**What you are asked to do**
Collect the lines of the entries where "ylabel" shows up.

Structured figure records
>>
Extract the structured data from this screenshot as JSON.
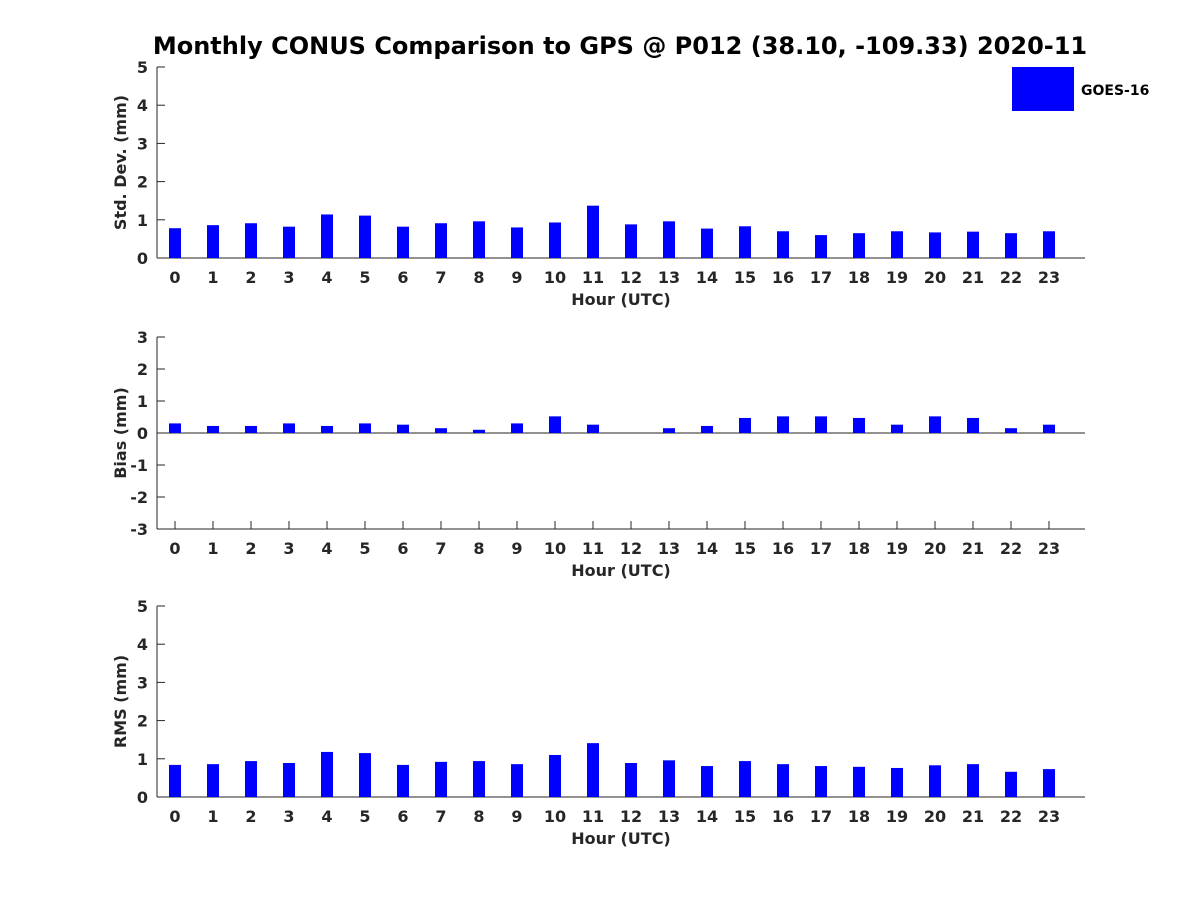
{
  "title": "Monthly CONUS Comparison to GPS @ P012 (38.10, -109.33) 2020-11",
  "legend": {
    "label": "GOES-16",
    "color": "#0000ff",
    "placement": "top-right"
  },
  "chart_data": [
    {
      "type": "bar",
      "xlabel": "Hour (UTC)",
      "ylabel": "Std. Dev. (mm)",
      "ylim": [
        0,
        5
      ],
      "yticks": [
        "0",
        "1",
        "2",
        "3",
        "4",
        "5"
      ],
      "categories": [
        "0",
        "1",
        "2",
        "3",
        "4",
        "5",
        "6",
        "7",
        "8",
        "9",
        "10",
        "11",
        "12",
        "13",
        "14",
        "15",
        "16",
        "17",
        "18",
        "19",
        "20",
        "21",
        "22",
        "23"
      ],
      "series": [
        {
          "name": "GOES-16",
          "color": "#0000ff",
          "values": [
            0.78,
            0.86,
            0.91,
            0.82,
            1.14,
            1.11,
            0.82,
            0.91,
            0.96,
            0.8,
            0.93,
            1.37,
            0.88,
            0.96,
            0.77,
            0.83,
            0.7,
            0.6,
            0.65,
            0.7,
            0.67,
            0.69,
            0.65,
            0.7
          ]
        }
      ]
    },
    {
      "type": "bar",
      "xlabel": "Hour (UTC)",
      "ylabel": "Bias (mm)",
      "ylim": [
        -3,
        3
      ],
      "yticks": [
        "-3",
        "-2",
        "-1",
        "0",
        "1",
        "2",
        "3"
      ],
      "categories": [
        "0",
        "1",
        "2",
        "3",
        "4",
        "5",
        "6",
        "7",
        "8",
        "9",
        "10",
        "11",
        "12",
        "13",
        "14",
        "15",
        "16",
        "17",
        "18",
        "19",
        "20",
        "21",
        "22",
        "23"
      ],
      "series": [
        {
          "name": "GOES-16",
          "color": "#0000ff",
          "values": [
            0.3,
            0.22,
            0.22,
            0.3,
            0.22,
            0.3,
            0.26,
            0.15,
            0.1,
            0.3,
            0.52,
            0.26,
            0.0,
            0.15,
            0.22,
            0.47,
            0.52,
            0.52,
            0.47,
            0.26,
            0.52,
            0.47,
            0.15,
            0.26
          ]
        }
      ]
    },
    {
      "type": "bar",
      "xlabel": "Hour (UTC)",
      "ylabel": "RMS (mm)",
      "ylim": [
        0,
        5
      ],
      "yticks": [
        "0",
        "1",
        "2",
        "3",
        "4",
        "5"
      ],
      "categories": [
        "0",
        "1",
        "2",
        "3",
        "4",
        "5",
        "6",
        "7",
        "8",
        "9",
        "10",
        "11",
        "12",
        "13",
        "14",
        "15",
        "16",
        "17",
        "18",
        "19",
        "20",
        "21",
        "22",
        "23"
      ],
      "series": [
        {
          "name": "GOES-16",
          "color": "#0000ff",
          "values": [
            0.84,
            0.86,
            0.94,
            0.89,
            1.18,
            1.15,
            0.84,
            0.92,
            0.94,
            0.86,
            1.1,
            1.41,
            0.89,
            0.96,
            0.81,
            0.94,
            0.86,
            0.81,
            0.79,
            0.76,
            0.83,
            0.86,
            0.66,
            0.73
          ]
        }
      ]
    }
  ]
}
<<
**Written solution**
      "ylabel": "Std. Dev. (mm)",
      "ylabel": "Bias (mm)",
      "ylabel": "RMS (mm)",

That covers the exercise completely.